[begin Page excerpt]

If you are a building owner or facility manager, roofing costs have always been among your major concerns. In its January report, Reed Construction Data indicated that a faster-than-projected economic recovery will accelerate commercial construction activity and push materials prices even higher than general inflation. Combined with today’s soaring energy costs, it’s clear that managing commercial roofing costs is critical, especially for owners and facility managers with multiple buildings. Education and strategic budget planning are the best defense to managing a building.
Where to begin?
Proactive versus reactive maintenance is a good place to start. Owners and facility managers who react to problems as they occur, pay an average of 25¢ per square foot annually for maintenance. Owners and facility managers who inspect and repair routinely (proactively) – before problems happen – spend an average of only 14¢ per square foot annually. Plus, proactively maintained roofs last an average of 21 years compared to an average lifespan of 13 years for reactive maintenance[i]. The longer you can extend your roof’s life before replacement, the more your overall savings increase and your life cycle costs decrease.
Weighing dollar versus value
While it may seem counter-intuitive, per job pricing should not be the primary consideration when choosing between providers. Focus instead on the lowest roof life cycle cost. Fixating on the lowest one-time bid ignores the long-term roofing costs and typically results in a higher overall expense. There are many sophisticated analytical tools that go beyond visual analysis, such as infrared scanning and membrane testing, that can pin-point with greater accuracy where and when the roofing problems might occur. This level of analysis gives you the advantage of staying ahead of roofs problems, which can eliminate potential damage, increased costs and liability when left unaddressed.
Repair or replacement
A roof undergoes serious wear and tear throughout its lifetime, with factors such as weathering and degeneration taking their toll. Through scientific testing and analysis, a roofing provider can outline the current condition of your roof and to help you decide if roof repair or restoration is an option or whether roof replacement is necessary. The building should dictate the roofing system so the roofing provider must be familiar with building codes, energy solutions and roof systems—including all nine major roofing systems and more than 60 subsets—to help you make the best decision for your specific system and building type. Choosing a roofing provider that offers repair and restoration options, not just replacements, improves the likelihood of an accurate analysis and a successful plan for your roof and your budget. A good rule of thumb is to consider repairing your roof if it will survive its original service life expectancy without exceeding the cost of a new roof.

[end Page excerpt]

**Exercise task:**
Can you carry the commercial roofing text onward from its final sentence about when to repair a roof? The listing that comes next is separate material, unrelated to the roofing text.

[begin Dataset]

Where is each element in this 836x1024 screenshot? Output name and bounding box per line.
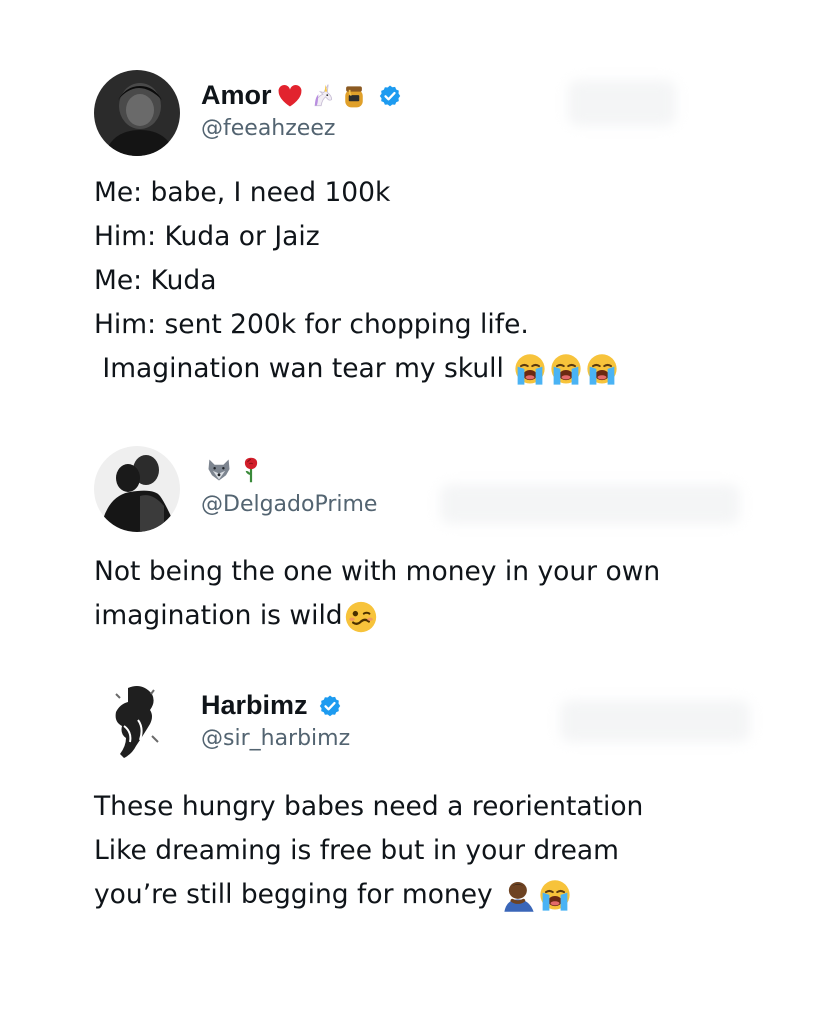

[end Dataset]
[begin Dataset]

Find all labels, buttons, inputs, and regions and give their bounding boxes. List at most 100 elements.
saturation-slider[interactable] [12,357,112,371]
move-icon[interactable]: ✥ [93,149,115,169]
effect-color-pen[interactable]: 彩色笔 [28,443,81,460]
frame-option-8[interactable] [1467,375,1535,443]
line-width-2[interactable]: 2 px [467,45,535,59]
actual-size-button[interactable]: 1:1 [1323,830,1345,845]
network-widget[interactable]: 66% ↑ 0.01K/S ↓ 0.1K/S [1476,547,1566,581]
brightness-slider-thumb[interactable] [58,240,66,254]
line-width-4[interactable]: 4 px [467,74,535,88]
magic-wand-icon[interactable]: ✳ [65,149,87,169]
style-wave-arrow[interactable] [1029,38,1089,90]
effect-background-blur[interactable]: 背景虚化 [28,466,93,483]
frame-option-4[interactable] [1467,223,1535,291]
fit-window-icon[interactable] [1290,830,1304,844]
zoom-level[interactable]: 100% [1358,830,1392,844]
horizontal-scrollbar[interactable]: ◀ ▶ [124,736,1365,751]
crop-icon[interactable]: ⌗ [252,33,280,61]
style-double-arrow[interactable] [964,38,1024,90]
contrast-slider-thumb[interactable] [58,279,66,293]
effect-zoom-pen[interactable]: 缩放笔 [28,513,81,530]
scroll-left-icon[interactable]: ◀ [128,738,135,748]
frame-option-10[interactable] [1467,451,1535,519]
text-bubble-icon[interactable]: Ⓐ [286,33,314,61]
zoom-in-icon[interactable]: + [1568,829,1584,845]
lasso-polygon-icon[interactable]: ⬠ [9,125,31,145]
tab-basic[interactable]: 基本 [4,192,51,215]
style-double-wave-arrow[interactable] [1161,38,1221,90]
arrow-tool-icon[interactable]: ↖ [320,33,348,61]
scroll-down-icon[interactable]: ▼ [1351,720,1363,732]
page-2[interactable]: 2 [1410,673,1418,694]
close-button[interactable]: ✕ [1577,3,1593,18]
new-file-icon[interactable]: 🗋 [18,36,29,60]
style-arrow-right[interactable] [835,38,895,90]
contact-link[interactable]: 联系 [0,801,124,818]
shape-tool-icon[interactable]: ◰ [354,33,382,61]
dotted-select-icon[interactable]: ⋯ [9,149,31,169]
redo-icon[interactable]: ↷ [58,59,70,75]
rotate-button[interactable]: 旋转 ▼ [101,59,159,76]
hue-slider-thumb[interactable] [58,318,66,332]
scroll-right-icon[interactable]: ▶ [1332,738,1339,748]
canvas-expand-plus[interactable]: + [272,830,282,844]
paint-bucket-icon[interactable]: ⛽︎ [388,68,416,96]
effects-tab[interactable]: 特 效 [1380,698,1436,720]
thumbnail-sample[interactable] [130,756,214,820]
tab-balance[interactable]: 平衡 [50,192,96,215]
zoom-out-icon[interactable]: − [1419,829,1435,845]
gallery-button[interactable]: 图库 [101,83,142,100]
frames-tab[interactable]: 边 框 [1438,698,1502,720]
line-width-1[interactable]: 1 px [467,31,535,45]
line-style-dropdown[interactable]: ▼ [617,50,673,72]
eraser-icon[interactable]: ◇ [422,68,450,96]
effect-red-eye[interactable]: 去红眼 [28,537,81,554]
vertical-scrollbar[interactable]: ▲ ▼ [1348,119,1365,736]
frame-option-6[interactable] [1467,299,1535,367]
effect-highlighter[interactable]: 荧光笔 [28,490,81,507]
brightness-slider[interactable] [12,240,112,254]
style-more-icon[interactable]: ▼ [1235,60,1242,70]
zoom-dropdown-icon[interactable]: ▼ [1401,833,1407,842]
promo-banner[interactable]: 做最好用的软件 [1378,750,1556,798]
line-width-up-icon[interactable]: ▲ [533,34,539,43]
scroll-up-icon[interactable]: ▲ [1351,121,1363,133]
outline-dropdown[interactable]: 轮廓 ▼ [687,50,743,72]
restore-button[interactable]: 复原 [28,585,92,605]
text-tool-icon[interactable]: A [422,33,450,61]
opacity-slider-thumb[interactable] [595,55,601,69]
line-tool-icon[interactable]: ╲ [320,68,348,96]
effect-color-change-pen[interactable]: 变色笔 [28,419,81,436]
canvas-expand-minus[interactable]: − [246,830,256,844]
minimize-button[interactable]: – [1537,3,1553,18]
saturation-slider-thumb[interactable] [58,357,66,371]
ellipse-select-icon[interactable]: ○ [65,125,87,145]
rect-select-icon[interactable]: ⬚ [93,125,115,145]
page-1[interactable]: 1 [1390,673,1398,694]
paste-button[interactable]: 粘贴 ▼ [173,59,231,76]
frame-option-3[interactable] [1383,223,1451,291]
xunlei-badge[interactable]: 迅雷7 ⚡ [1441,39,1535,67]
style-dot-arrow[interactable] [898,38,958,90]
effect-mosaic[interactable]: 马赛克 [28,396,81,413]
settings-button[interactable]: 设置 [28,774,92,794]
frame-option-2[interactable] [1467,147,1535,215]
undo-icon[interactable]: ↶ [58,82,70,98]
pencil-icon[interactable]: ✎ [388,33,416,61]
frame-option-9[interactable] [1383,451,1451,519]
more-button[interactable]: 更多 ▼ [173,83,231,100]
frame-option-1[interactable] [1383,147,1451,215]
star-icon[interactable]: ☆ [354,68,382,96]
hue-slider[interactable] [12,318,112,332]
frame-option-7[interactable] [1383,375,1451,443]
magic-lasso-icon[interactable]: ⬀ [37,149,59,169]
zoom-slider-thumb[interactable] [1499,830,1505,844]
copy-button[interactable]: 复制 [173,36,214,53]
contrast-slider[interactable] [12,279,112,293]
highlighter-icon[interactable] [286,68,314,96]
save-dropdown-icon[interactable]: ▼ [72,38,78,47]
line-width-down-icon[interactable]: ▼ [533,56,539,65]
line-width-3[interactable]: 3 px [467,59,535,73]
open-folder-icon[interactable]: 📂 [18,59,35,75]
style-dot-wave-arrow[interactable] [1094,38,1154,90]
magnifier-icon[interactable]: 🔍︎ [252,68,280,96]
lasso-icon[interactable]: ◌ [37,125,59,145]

[end Dataset]

**Written answer:**
Technology is an important tool
The construction industry has been slow to adopt information technology, even though research has shown that contractors who use technology[ii] have:
- Lower costs
- Higher productivity
- Better organized schedules
A roofing provider that has made an investment in technology can help take the guesswork out of your roof repair and maintenance decisions. Online software can help you manage roof assets easier, and through a variety of tracking and reporting options, including inventory management, in-depth reporting, invoice tracking and data tracking, you can more accurately determine your roof’s lifespan and avoid unexpected costs associated with emergency repairs.
Technology used internally can also ensure the roofing provider has cost-efficient procedures and operations. GPS tracking enables management to supervise their technicians from a distance, which has been shown to increase technician productivity by 23%[iii]. In turn, this reduces costs to the client. Lastly, electronic invoice auditing combined with the GPS tracking and proper accounting software can ensure that you are billed accurately and fairly.
One technician or two?
Another consideration in cost management is the number of technicians assigned to your roofing job. Efficiency studies have shown that the best way to approach any job is with the fewest number of workers needed to safely complete the project. For most roof repairs and inspections, that number is one, not two.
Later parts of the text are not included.